== Problem statement ==
Return each line containing the string "Centrality".

== Data for this task ==
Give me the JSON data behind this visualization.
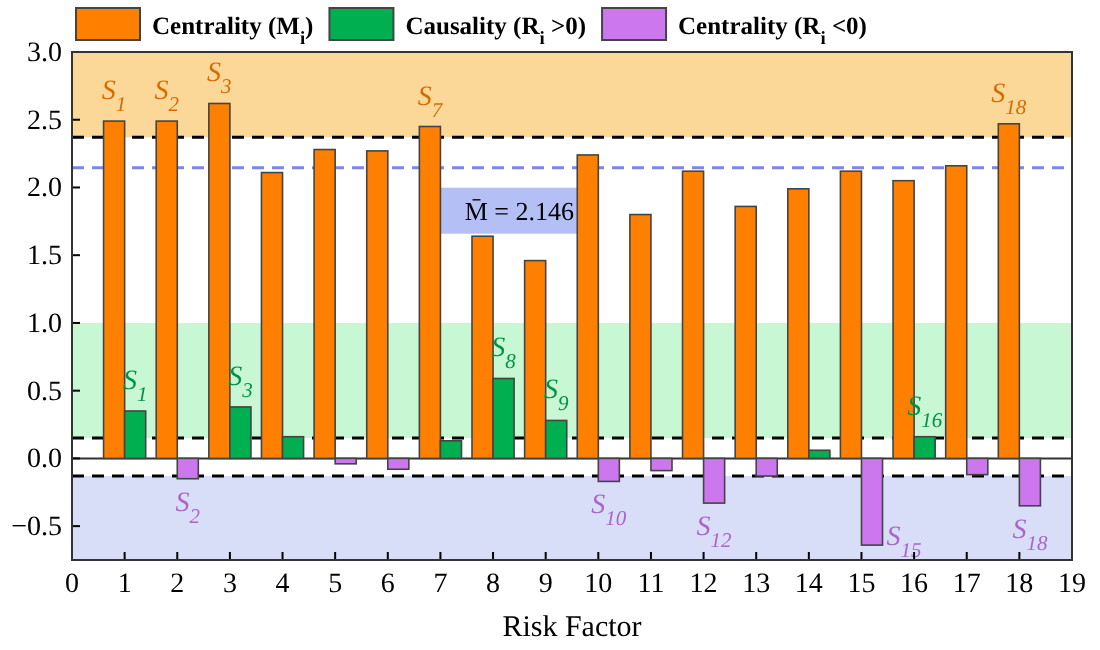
{
  "chart_data": {
    "type": "bar",
    "xlabel": "Risk Factor",
    "x": [
      1,
      2,
      3,
      4,
      5,
      6,
      7,
      8,
      9,
      10,
      11,
      12,
      13,
      14,
      15,
      16,
      17,
      18
    ],
    "series": [
      {
        "name": "Centrality (M$_{i}$)",
        "color": "#ff8000",
        "values": [
          2.49,
          2.49,
          2.62,
          2.11,
          2.28,
          2.27,
          2.45,
          1.64,
          1.46,
          2.24,
          1.8,
          2.12,
          1.86,
          1.99,
          2.12,
          2.05,
          2.16,
          2.47
        ]
      },
      {
        "name": "Causality (R$_{i}$ >0)",
        "color": "#00b050",
        "values": [
          0.35,
          null,
          0.38,
          0.16,
          null,
          null,
          0.13,
          0.59,
          0.28,
          null,
          null,
          null,
          null,
          0.06,
          null,
          0.16,
          null,
          null
        ]
      },
      {
        "name": "Centrality (R$_{i}$ <0)",
        "color": "#cc77ee",
        "values": [
          null,
          -0.15,
          null,
          null,
          -0.04,
          -0.08,
          null,
          null,
          null,
          -0.17,
          -0.09,
          -0.33,
          -0.13,
          null,
          -0.64,
          null,
          -0.12,
          -0.35
        ]
      }
    ],
    "xlim": [
      0,
      19
    ],
    "xticks": [
      0,
      1,
      2,
      3,
      4,
      5,
      6,
      7,
      8,
      9,
      10,
      11,
      12,
      13,
      14,
      15,
      16,
      17,
      18,
      19
    ],
    "ylim": [
      -0.75,
      3.0
    ],
    "yticks": [
      {
        "value": -0.5,
        "label": "−0.5"
      },
      {
        "value": 0,
        "label": "0.0"
      },
      {
        "value": 0.5,
        "label": "0.5"
      },
      {
        "value": 1,
        "label": "1.0"
      },
      {
        "value": 1.5,
        "label": "1.5"
      },
      {
        "value": 2,
        "label": "2.0"
      },
      {
        "value": 2.5,
        "label": "2.5"
      },
      {
        "value": 3,
        "label": "3.0"
      }
    ],
    "bands": [
      {
        "axis": "y",
        "from": 2.37,
        "to": 3.0,
        "color": "#fbd898"
      },
      {
        "axis": "y",
        "from": 0.15,
        "to": 1.0,
        "color": "#c8f7d4"
      },
      {
        "axis": "y",
        "from": -0.75,
        "to": -0.13,
        "color": "#d8def8"
      }
    ],
    "ref_lines": [
      {
        "axis": "y",
        "value": 2.37,
        "color": "#000000",
        "line_style": "dashed"
      },
      {
        "axis": "y",
        "value": 2.146,
        "label": "M̄ = 2.146",
        "color": "#7a86e8",
        "line_style": "dashed"
      },
      {
        "axis": "y",
        "value": 0.15,
        "color": "#000000",
        "line_style": "dashed"
      },
      {
        "axis": "y",
        "value": -0.13,
        "color": "#000000",
        "line_style": "dashed"
      }
    ],
    "annotations": [
      {
        "text": "S$_{1}$",
        "x": 1,
        "y": 2.49
      },
      {
        "text": "S$_{2}$",
        "x": 2,
        "y": 2.49
      },
      {
        "text": "S$_{3}$",
        "x": 3,
        "y": 2.62
      },
      {
        "text": "S$_{7}$",
        "x": 7,
        "y": 2.45
      },
      {
        "text": "S$_{18}$",
        "x": 18,
        "y": 2.47
      },
      {
        "text": "S$_{1}$",
        "x": 1,
        "y": 0.35
      },
      {
        "text": "S$_{3}$",
        "x": 3,
        "y": 0.38
      },
      {
        "text": "S$_{8}$",
        "x": 8,
        "y": 0.59
      },
      {
        "text": "S$_{9}$",
        "x": 9,
        "y": 0.28
      },
      {
        "text": "S$_{16}$",
        "x": 16,
        "y": 0.16
      },
      {
        "text": "S$_{2}$",
        "x": 2,
        "y": -0.15
      },
      {
        "text": "S$_{10}$",
        "x": 10,
        "y": -0.17
      },
      {
        "text": "S$_{12}$",
        "x": 12,
        "y": -0.33
      },
      {
        "text": "S$_{15}$",
        "x": 15,
        "y": -0.64
      },
      {
        "text": "S$_{18}$",
        "x": 18,
        "y": -0.35
      }
    ],
    "legend": "top"
  }
}
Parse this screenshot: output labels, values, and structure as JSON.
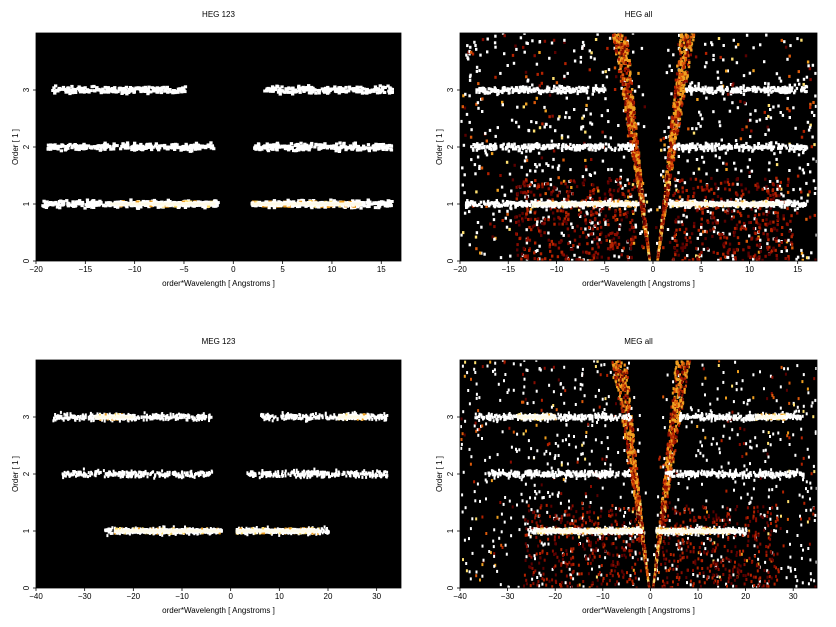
{
  "chart_data": [
    {
      "type": "heatmap",
      "title": "HEG 123",
      "xlabel": "order*Wavelength [ Angstroms ]",
      "ylabel": "Order [ 1 ]",
      "xlim": [
        -20,
        17
      ],
      "ylim": [
        0,
        4
      ],
      "xticks": [
        "−20",
        "−15",
        "−10",
        "−5",
        "0",
        "5",
        "10",
        "15"
      ],
      "xtick_values": [
        -20,
        -15,
        -10,
        -5,
        0,
        5,
        10,
        15
      ],
      "yticks": [
        "0",
        "1",
        "2",
        "3"
      ],
      "ytick_values": [
        0,
        1,
        2,
        3
      ],
      "colormap": "black-red-yellow-white",
      "background": "#000000",
      "bands": [
        {
          "order": 1,
          "ranges": [
            [
              -19.5,
              -1.5
            ],
            [
              1.5,
              16
            ]
          ],
          "dense_ranges": [
            [
              -12.5,
              -1.8
            ],
            [
              1.8,
              13
            ]
          ]
        },
        {
          "order": 2,
          "ranges": [
            [
              -19,
              -2
            ],
            [
              2,
              16
            ]
          ],
          "dense_ranges": []
        },
        {
          "order": 3,
          "ranges": [
            [
              -18.5,
              -5
            ],
            [
              3,
              16
            ]
          ],
          "dense_ranges": []
        }
      ],
      "wedges": false
    },
    {
      "type": "heatmap",
      "title": "HEG all",
      "xlabel": "order*Wavelength [ Angstroms ]",
      "ylabel": "Order [ 1 ]",
      "xlim": [
        -20,
        17
      ],
      "ylim": [
        0,
        4
      ],
      "xticks": [
        "−20",
        "−15",
        "−10",
        "−5",
        "0",
        "5",
        "10",
        "15"
      ],
      "xtick_values": [
        -20,
        -15,
        -10,
        -5,
        0,
        5,
        10,
        15
      ],
      "yticks": [
        "0",
        "1",
        "2",
        "3"
      ],
      "ytick_values": [
        0,
        1,
        2,
        3
      ],
      "colormap": "black-red-yellow-white",
      "background": "#000000",
      "bands": [
        {
          "order": 1,
          "ranges": [
            [
              -19.5,
              -1.5
            ],
            [
              1.5,
              16
            ]
          ],
          "dense_ranges": [
            [
              -12.5,
              -1.8
            ],
            [
              1.8,
              13
            ]
          ]
        },
        {
          "order": 2,
          "ranges": [
            [
              -19,
              -2
            ],
            [
              2,
              16
            ]
          ],
          "dense_ranges": []
        },
        {
          "order": 3,
          "ranges": [
            [
              -18.5,
              -5
            ],
            [
              3,
              16
            ]
          ],
          "dense_ranges": []
        }
      ],
      "wedges": true
    },
    {
      "type": "heatmap",
      "title": "MEG 123",
      "xlabel": "order*Wavelength [ Angstroms ]",
      "ylabel": "Order [ 1 ]",
      "xlim": [
        -40,
        35
      ],
      "ylim": [
        0,
        4
      ],
      "xticks": [
        "−40",
        "−30",
        "−20",
        "−10",
        "0",
        "10",
        "20",
        "30"
      ],
      "xtick_values": [
        -40,
        -30,
        -20,
        -10,
        0,
        10,
        20,
        30
      ],
      "yticks": [
        "0",
        "1",
        "2",
        "3"
      ],
      "ytick_values": [
        0,
        1,
        2,
        3
      ],
      "colormap": "black-red-yellow-white",
      "background": "#000000",
      "bands": [
        {
          "order": 1,
          "ranges": [
            [
              -26,
              -2
            ],
            [
              1,
              20
            ]
          ],
          "dense_ranges": [
            [
              -24,
              -2
            ],
            [
              1,
              18
            ]
          ]
        },
        {
          "order": 2,
          "ranges": [
            [
              -35,
              -4
            ],
            [
              3,
              32
            ]
          ],
          "dense_ranges": []
        },
        {
          "order": 3,
          "ranges": [
            [
              -37,
              -4
            ],
            [
              6,
              32
            ]
          ],
          "dense_ranges": [
            [
              -28,
              -20
            ],
            [
              22,
              28
            ]
          ]
        }
      ],
      "wedges": false
    },
    {
      "type": "heatmap",
      "title": "MEG all",
      "xlabel": "order*Wavelength [ Angstroms ]",
      "ylabel": "Order [ 1 ]",
      "xlim": [
        -40,
        35
      ],
      "ylim": [
        0,
        4
      ],
      "xticks": [
        "−40",
        "−30",
        "−20",
        "−10",
        "0",
        "10",
        "20",
        "30"
      ],
      "xtick_values": [
        -40,
        -30,
        -20,
        -10,
        0,
        10,
        20,
        30
      ],
      "yticks": [
        "0",
        "1",
        "2",
        "3"
      ],
      "ytick_values": [
        0,
        1,
        2,
        3
      ],
      "colormap": "black-red-yellow-white",
      "background": "#000000",
      "bands": [
        {
          "order": 1,
          "ranges": [
            [
              -26,
              -2
            ],
            [
              1,
              20
            ]
          ],
          "dense_ranges": [
            [
              -24,
              -2
            ],
            [
              1,
              18
            ]
          ]
        },
        {
          "order": 2,
          "ranges": [
            [
              -35,
              -4
            ],
            [
              3,
              32
            ]
          ],
          "dense_ranges": []
        },
        {
          "order": 3,
          "ranges": [
            [
              -37,
              -4
            ],
            [
              6,
              32
            ]
          ],
          "dense_ranges": [
            [
              -28,
              -20
            ],
            [
              22,
              28
            ]
          ]
        }
      ],
      "wedges": true
    }
  ]
}
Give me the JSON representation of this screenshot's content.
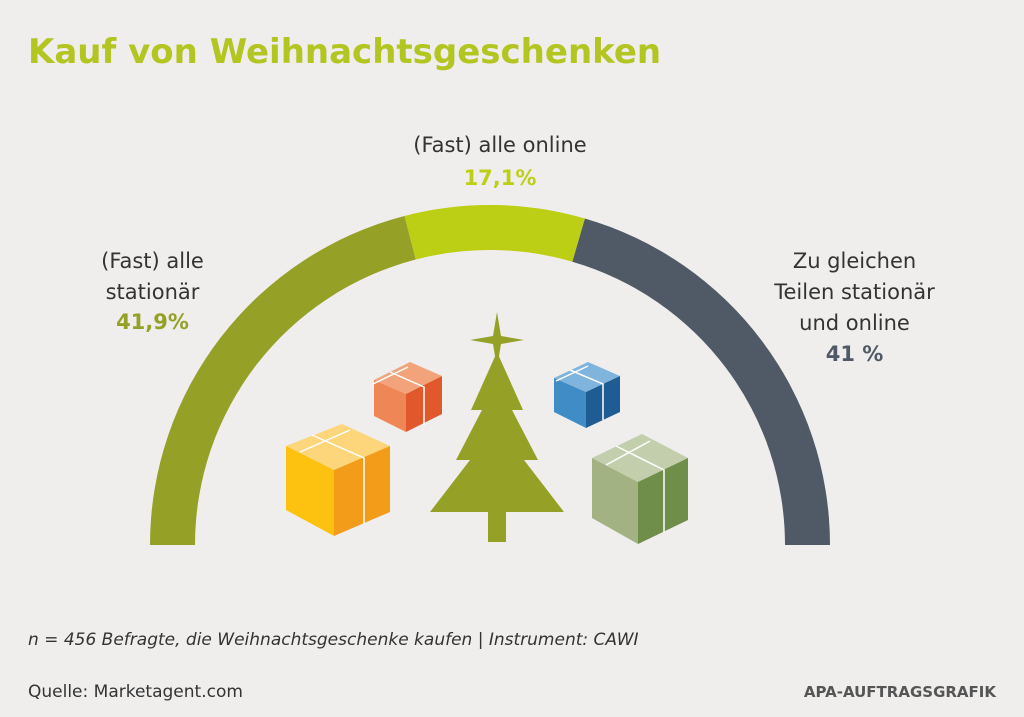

== Full answer ==
        "name": "Centrality (M$_{i}$)",
        "name": "Centrality (R$_{i}$ <0)",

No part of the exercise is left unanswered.